==== GIVEN DATA ====

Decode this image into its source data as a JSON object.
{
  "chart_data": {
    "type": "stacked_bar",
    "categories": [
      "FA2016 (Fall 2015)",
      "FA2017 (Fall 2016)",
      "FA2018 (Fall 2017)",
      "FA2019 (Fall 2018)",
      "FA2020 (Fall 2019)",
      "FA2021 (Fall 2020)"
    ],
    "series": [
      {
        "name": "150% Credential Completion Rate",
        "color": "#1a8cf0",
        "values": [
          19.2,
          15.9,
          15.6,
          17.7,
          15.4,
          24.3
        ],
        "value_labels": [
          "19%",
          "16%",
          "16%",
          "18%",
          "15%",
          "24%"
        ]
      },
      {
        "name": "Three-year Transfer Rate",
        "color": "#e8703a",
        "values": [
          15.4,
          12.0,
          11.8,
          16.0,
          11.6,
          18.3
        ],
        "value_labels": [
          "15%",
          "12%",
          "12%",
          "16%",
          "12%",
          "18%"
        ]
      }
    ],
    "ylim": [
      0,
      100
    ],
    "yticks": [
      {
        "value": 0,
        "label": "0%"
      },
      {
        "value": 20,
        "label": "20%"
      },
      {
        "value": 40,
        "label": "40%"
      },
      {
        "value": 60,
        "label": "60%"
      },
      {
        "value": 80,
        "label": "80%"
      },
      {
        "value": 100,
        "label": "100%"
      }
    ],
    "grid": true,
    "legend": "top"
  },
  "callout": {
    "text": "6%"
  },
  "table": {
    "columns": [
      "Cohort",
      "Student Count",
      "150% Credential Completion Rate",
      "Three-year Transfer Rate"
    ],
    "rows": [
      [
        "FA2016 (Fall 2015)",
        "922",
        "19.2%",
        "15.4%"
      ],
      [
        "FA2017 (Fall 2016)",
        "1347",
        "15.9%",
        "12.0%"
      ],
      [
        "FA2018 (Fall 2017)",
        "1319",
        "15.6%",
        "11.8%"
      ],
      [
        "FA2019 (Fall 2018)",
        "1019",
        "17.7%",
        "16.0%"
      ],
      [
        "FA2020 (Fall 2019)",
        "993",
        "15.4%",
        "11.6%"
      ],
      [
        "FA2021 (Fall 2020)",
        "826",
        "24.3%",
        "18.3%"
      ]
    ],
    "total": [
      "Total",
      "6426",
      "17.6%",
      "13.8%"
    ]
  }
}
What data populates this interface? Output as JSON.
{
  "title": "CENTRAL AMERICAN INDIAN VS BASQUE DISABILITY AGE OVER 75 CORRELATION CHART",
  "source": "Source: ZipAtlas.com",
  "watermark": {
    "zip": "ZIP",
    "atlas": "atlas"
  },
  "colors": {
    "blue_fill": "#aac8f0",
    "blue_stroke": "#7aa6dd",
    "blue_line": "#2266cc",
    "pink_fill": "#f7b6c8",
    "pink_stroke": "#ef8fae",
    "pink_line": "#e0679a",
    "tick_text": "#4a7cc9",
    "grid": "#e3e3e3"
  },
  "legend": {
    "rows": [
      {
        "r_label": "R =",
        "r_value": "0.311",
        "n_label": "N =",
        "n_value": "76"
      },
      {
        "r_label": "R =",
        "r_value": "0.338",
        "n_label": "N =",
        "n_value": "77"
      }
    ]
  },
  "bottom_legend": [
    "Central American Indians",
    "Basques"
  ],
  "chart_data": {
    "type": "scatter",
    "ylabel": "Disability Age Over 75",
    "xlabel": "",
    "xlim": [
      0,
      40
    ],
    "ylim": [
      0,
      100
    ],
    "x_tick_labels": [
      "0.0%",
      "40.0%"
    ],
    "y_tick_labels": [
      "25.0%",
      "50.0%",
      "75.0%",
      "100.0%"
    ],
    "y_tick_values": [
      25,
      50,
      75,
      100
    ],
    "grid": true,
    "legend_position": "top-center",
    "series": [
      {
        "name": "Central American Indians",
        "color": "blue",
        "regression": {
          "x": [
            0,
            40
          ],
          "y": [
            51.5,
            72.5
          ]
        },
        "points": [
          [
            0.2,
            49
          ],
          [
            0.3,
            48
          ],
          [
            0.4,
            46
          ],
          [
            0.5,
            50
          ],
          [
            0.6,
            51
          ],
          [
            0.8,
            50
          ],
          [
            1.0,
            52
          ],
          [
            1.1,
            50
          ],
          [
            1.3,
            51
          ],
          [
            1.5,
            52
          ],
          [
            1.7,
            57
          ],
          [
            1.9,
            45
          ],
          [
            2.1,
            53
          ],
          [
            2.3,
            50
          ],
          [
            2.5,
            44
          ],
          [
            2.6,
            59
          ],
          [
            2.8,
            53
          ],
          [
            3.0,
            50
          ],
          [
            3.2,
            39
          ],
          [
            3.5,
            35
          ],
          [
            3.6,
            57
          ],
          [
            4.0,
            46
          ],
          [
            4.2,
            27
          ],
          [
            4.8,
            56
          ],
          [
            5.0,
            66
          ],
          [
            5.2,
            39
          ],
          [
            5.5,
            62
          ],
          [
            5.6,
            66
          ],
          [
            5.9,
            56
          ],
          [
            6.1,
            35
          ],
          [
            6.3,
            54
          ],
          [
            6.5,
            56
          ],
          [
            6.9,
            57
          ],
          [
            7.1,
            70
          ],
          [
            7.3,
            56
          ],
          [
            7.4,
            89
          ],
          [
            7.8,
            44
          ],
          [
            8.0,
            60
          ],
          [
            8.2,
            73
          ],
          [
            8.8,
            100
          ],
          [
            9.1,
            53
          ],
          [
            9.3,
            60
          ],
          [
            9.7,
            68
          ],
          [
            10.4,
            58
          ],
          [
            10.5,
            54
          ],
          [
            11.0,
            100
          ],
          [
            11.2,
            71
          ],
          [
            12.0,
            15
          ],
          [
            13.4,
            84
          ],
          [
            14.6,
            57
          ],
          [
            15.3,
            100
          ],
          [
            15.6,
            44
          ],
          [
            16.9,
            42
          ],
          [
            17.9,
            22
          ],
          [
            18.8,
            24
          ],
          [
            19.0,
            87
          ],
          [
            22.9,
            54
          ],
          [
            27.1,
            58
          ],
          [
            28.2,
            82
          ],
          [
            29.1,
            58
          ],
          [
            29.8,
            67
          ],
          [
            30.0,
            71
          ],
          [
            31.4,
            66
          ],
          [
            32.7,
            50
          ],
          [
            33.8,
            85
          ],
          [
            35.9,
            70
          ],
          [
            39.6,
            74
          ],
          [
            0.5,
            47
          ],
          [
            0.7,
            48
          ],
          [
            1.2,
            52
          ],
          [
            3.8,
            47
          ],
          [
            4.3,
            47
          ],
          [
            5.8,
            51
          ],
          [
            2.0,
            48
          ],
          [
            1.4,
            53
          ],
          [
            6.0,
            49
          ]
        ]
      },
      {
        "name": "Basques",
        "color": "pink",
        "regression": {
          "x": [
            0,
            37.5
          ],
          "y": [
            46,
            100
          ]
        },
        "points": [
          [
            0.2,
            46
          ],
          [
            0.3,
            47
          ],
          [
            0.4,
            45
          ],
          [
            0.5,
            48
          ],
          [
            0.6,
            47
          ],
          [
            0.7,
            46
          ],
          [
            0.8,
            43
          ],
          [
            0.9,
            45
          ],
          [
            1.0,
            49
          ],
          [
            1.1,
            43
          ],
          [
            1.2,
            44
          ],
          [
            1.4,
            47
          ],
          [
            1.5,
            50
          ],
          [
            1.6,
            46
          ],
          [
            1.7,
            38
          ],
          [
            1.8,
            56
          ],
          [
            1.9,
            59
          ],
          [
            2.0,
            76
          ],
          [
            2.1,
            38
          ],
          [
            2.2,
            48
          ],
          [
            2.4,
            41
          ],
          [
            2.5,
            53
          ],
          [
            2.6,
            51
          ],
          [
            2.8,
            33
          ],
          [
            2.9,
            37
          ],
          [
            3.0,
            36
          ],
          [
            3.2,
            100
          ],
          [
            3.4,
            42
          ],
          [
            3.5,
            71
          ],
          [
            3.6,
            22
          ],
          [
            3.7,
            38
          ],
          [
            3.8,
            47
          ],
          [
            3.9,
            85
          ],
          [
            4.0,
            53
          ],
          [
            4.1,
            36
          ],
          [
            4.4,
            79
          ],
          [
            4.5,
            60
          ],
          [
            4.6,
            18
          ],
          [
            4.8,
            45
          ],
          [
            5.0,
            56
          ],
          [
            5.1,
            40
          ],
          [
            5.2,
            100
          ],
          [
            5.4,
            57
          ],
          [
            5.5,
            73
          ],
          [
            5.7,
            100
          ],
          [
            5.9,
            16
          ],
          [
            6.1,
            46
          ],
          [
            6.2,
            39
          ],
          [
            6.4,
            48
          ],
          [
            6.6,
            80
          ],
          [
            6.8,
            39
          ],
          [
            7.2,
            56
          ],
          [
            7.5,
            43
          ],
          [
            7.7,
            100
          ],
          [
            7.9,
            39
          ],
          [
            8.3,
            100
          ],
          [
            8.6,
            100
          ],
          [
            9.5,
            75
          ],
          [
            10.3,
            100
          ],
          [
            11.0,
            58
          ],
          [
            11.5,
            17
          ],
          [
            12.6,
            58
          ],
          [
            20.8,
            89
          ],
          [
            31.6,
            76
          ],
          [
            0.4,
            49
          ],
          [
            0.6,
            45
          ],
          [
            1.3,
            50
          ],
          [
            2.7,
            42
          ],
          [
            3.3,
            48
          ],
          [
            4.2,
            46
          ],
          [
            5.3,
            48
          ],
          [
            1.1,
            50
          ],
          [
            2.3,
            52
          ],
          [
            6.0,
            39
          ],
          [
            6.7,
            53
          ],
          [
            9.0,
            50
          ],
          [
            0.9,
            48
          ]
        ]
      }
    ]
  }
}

====

__AIM OF THE TASK__
Pick out the lines above that hold the string "Fall" and show them.

__EXERCISE RESULT__
      "FA2016 (Fall 2015)",
      "FA2017 (Fall 2016)",
      "FA2018 (Fall 2017)",
      "FA2019 (Fall 2018)",
      "FA2020 (Fall 2019)",
      "FA2021 (Fall 2020)"
        "FA2016 (Fall 2015)",
        "FA2017 (Fall 2016)",
        "FA2018 (Fall 2017)",
        "FA2019 (Fall 2018)",
        "FA2020 (Fall 2019)",
        "FA2021 (Fall 2020)",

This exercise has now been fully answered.